(DATA IN THIS EXERCISE)
= = = =

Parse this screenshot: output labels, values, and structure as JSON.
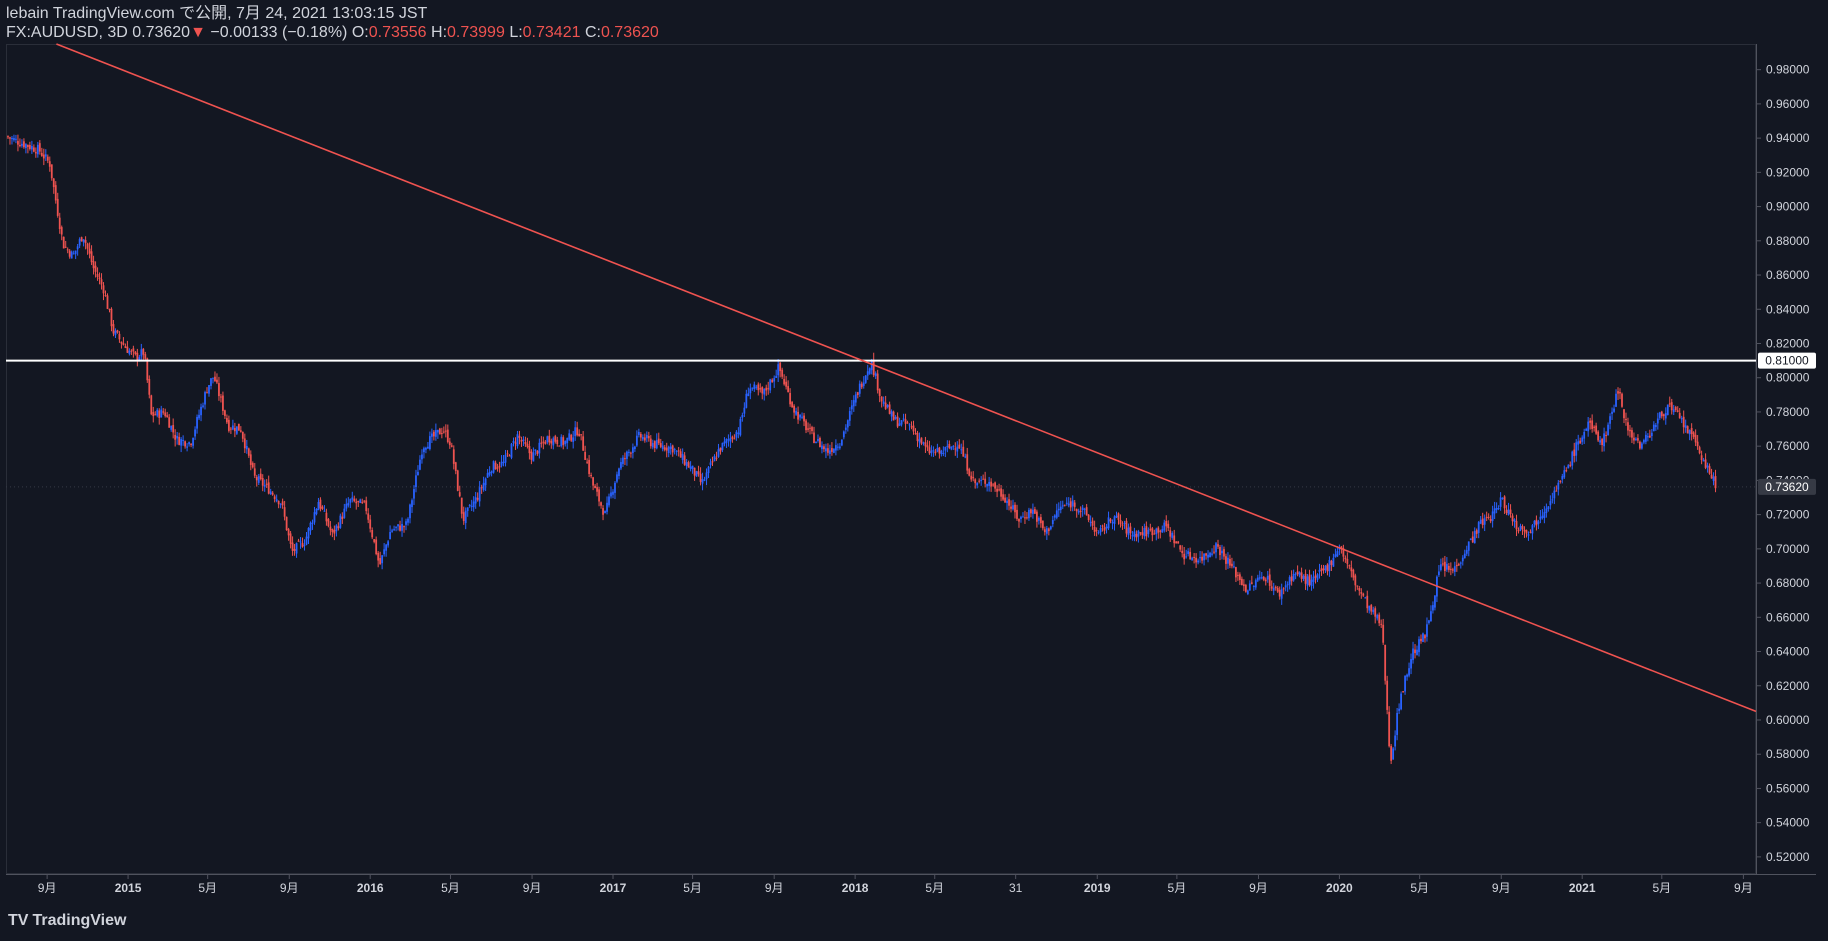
{
  "header": {
    "publisher": "lebain TradingView.com で公開, 7月 24, 2021 13:03:15 JST",
    "symbol": "FX:AUDUSD, 3D 0.73620",
    "change_arrow": "▼",
    "change": "−0.00133 (−0.18%)",
    "o_label": "O:",
    "o_value": "0.73556",
    "h_label": "H:",
    "h_value": "0.73999",
    "l_label": "L:",
    "l_value": "0.73421",
    "c_label": "C:",
    "c_value": "0.73620"
  },
  "footer": {
    "logo_text": "TradingView",
    "logo_icon": "tradingview-logo-icon"
  },
  "colors": {
    "background": "#131722",
    "up": "#2962ff",
    "down": "#ef5350",
    "trendline": "#ef5350",
    "hline": "#ffffff",
    "axis_text": "#d1d4dc",
    "last_price_bg": "#363a45"
  },
  "chart_data": {
    "type": "candlestick",
    "symbol": "FX:AUDUSD",
    "interval": "3D",
    "x_range": [
      "2014-07-01",
      "2021-09-20"
    ],
    "ylim": [
      0.51,
      0.995
    ],
    "y_ticks": [
      "0.98000",
      "0.96000",
      "0.94000",
      "0.92000",
      "0.90000",
      "0.88000",
      "0.86000",
      "0.84000",
      "0.82000",
      "0.80000",
      "0.78000",
      "0.76000",
      "0.74000",
      "0.72000",
      "0.70000",
      "0.68000",
      "0.66000",
      "0.64000",
      "0.62000",
      "0.60000",
      "0.58000",
      "0.56000",
      "0.54000",
      "0.52000"
    ],
    "x_ticks": [
      {
        "label": "9月",
        "date": "2014-09-01"
      },
      {
        "label": "2015",
        "date": "2015-01-01"
      },
      {
        "label": "5月",
        "date": "2015-05-01"
      },
      {
        "label": "9月",
        "date": "2015-09-01"
      },
      {
        "label": "2016",
        "date": "2016-01-01"
      },
      {
        "label": "5月",
        "date": "2016-05-01"
      },
      {
        "label": "9月",
        "date": "2016-09-01"
      },
      {
        "label": "2017",
        "date": "2017-01-01"
      },
      {
        "label": "5月",
        "date": "2017-05-01"
      },
      {
        "label": "9月",
        "date": "2017-09-01"
      },
      {
        "label": "2018",
        "date": "2018-01-01"
      },
      {
        "label": "5月",
        "date": "2018-05-01"
      },
      {
        "label": "31",
        "date": "2018-08-31"
      },
      {
        "label": "2019",
        "date": "2019-01-01"
      },
      {
        "label": "5月",
        "date": "2019-05-01"
      },
      {
        "label": "9月",
        "date": "2019-09-01"
      },
      {
        "label": "2020",
        "date": "2020-01-01"
      },
      {
        "label": "5月",
        "date": "2020-05-01"
      },
      {
        "label": "9月",
        "date": "2020-09-01"
      },
      {
        "label": "2021",
        "date": "2021-01-01"
      },
      {
        "label": "5月",
        "date": "2021-05-01"
      },
      {
        "label": "9月",
        "date": "2021-09-01"
      }
    ],
    "close_path": [
      [
        "2014-07-01",
        0.941
      ],
      [
        "2014-08-20",
        0.933
      ],
      [
        "2014-09-05",
        0.925
      ],
      [
        "2014-09-25",
        0.878
      ],
      [
        "2014-10-10",
        0.871
      ],
      [
        "2014-10-25",
        0.884
      ],
      [
        "2014-11-10",
        0.864
      ],
      [
        "2014-11-25",
        0.852
      ],
      [
        "2014-12-10",
        0.827
      ],
      [
        "2014-12-28",
        0.818
      ],
      [
        "2015-01-12",
        0.812
      ],
      [
        "2015-01-25",
        0.815
      ],
      [
        "2015-02-05",
        0.778
      ],
      [
        "2015-02-25",
        0.78
      ],
      [
        "2015-03-15",
        0.764
      ],
      [
        "2015-04-05",
        0.762
      ],
      [
        "2015-05-01",
        0.795
      ],
      [
        "2015-05-10",
        0.801
      ],
      [
        "2015-06-01",
        0.772
      ],
      [
        "2015-06-20",
        0.77
      ],
      [
        "2015-07-10",
        0.742
      ],
      [
        "2015-08-01",
        0.735
      ],
      [
        "2015-08-20",
        0.727
      ],
      [
        "2015-09-05",
        0.698
      ],
      [
        "2015-09-25",
        0.705
      ],
      [
        "2015-10-15",
        0.728
      ],
      [
        "2015-11-05",
        0.708
      ],
      [
        "2015-12-01",
        0.728
      ],
      [
        "2015-12-25",
        0.725
      ],
      [
        "2016-01-15",
        0.69
      ],
      [
        "2016-02-01",
        0.711
      ],
      [
        "2016-02-25",
        0.714
      ],
      [
        "2016-03-20",
        0.76
      ],
      [
        "2016-04-20",
        0.77
      ],
      [
        "2016-05-01",
        0.762
      ],
      [
        "2016-05-20",
        0.717
      ],
      [
        "2016-06-10",
        0.73
      ],
      [
        "2016-07-01",
        0.748
      ],
      [
        "2016-07-20",
        0.75
      ],
      [
        "2016-08-10",
        0.766
      ],
      [
        "2016-09-01",
        0.754
      ],
      [
        "2016-09-25",
        0.765
      ],
      [
        "2016-10-20",
        0.762
      ],
      [
        "2016-11-10",
        0.77
      ],
      [
        "2016-12-01",
        0.738
      ],
      [
        "2016-12-20",
        0.72
      ],
      [
        "2017-01-10",
        0.748
      ],
      [
        "2017-02-10",
        0.766
      ],
      [
        "2017-03-05",
        0.761
      ],
      [
        "2017-04-01",
        0.759
      ],
      [
        "2017-05-01",
        0.746
      ],
      [
        "2017-05-15",
        0.738
      ],
      [
        "2017-06-10",
        0.758
      ],
      [
        "2017-07-10",
        0.77
      ],
      [
        "2017-07-25",
        0.795
      ],
      [
        "2017-08-15",
        0.79
      ],
      [
        "2017-09-08",
        0.806
      ],
      [
        "2017-09-30",
        0.782
      ],
      [
        "2017-10-30",
        0.765
      ],
      [
        "2017-11-20",
        0.757
      ],
      [
        "2017-12-10",
        0.763
      ],
      [
        "2018-01-05",
        0.792
      ],
      [
        "2018-01-25",
        0.81
      ],
      [
        "2018-02-10",
        0.787
      ],
      [
        "2018-03-01",
        0.775
      ],
      [
        "2018-03-25",
        0.772
      ],
      [
        "2018-04-20",
        0.757
      ],
      [
        "2018-05-10",
        0.756
      ],
      [
        "2018-06-05",
        0.762
      ],
      [
        "2018-06-30",
        0.738
      ],
      [
        "2018-07-20",
        0.74
      ],
      [
        "2018-08-15",
        0.73
      ],
      [
        "2018-09-05",
        0.717
      ],
      [
        "2018-09-25",
        0.723
      ],
      [
        "2018-10-15",
        0.709
      ],
      [
        "2018-11-05",
        0.724
      ],
      [
        "2018-11-25",
        0.727
      ],
      [
        "2018-12-15",
        0.72
      ],
      [
        "2019-01-03",
        0.708
      ],
      [
        "2019-01-25",
        0.719
      ],
      [
        "2019-02-20",
        0.709
      ],
      [
        "2019-03-20",
        0.71
      ],
      [
        "2019-04-15",
        0.713
      ],
      [
        "2019-05-10",
        0.697
      ],
      [
        "2019-06-05",
        0.694
      ],
      [
        "2019-06-30",
        0.702
      ],
      [
        "2019-07-25",
        0.688
      ],
      [
        "2019-08-15",
        0.676
      ],
      [
        "2019-09-10",
        0.685
      ],
      [
        "2019-10-01",
        0.673
      ],
      [
        "2019-10-25",
        0.686
      ],
      [
        "2019-11-20",
        0.68
      ],
      [
        "2019-12-15",
        0.69
      ],
      [
        "2020-01-01",
        0.702
      ],
      [
        "2020-01-25",
        0.68
      ],
      [
        "2020-02-15",
        0.665
      ],
      [
        "2020-03-05",
        0.655
      ],
      [
        "2020-03-18",
        0.575
      ],
      [
        "2020-04-01",
        0.612
      ],
      [
        "2020-04-20",
        0.639
      ],
      [
        "2020-05-10",
        0.65
      ],
      [
        "2020-06-01",
        0.69
      ],
      [
        "2020-06-20",
        0.687
      ],
      [
        "2020-07-10",
        0.7
      ],
      [
        "2020-08-01",
        0.715
      ],
      [
        "2020-08-20",
        0.72
      ],
      [
        "2020-09-01",
        0.729
      ],
      [
        "2020-09-25",
        0.713
      ],
      [
        "2020-10-15",
        0.711
      ],
      [
        "2020-11-10",
        0.727
      ],
      [
        "2020-12-01",
        0.74
      ],
      [
        "2020-12-20",
        0.757
      ],
      [
        "2021-01-10",
        0.773
      ],
      [
        "2021-02-01",
        0.762
      ],
      [
        "2021-02-25",
        0.794
      ],
      [
        "2021-03-10",
        0.77
      ],
      [
        "2021-03-31",
        0.76
      ],
      [
        "2021-04-25",
        0.775
      ],
      [
        "2021-05-10",
        0.784
      ],
      [
        "2021-06-01",
        0.774
      ],
      [
        "2021-06-25",
        0.759
      ],
      [
        "2021-07-10",
        0.745
      ],
      [
        "2021-07-23",
        0.7362
      ]
    ],
    "trendline": {
      "from": [
        "2014-09-15",
        0.995
      ],
      "to": [
        "2021-09-20",
        0.605
      ],
      "color": "#ef5350"
    },
    "horizontal_line": {
      "value": 0.81,
      "label": "0.81000",
      "color": "#ffffff"
    },
    "last_price": {
      "value": 0.7362,
      "label": "0.73620"
    }
  }
}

= = = =

(STATED EXERCISE) Pull out every line above that holds the word "AUDUSD".

(THE COMPLETED TASK)
    "symbol": "FX:AUDUSD, 3D 0.73620",
    "symbol": "FX:AUDUSD",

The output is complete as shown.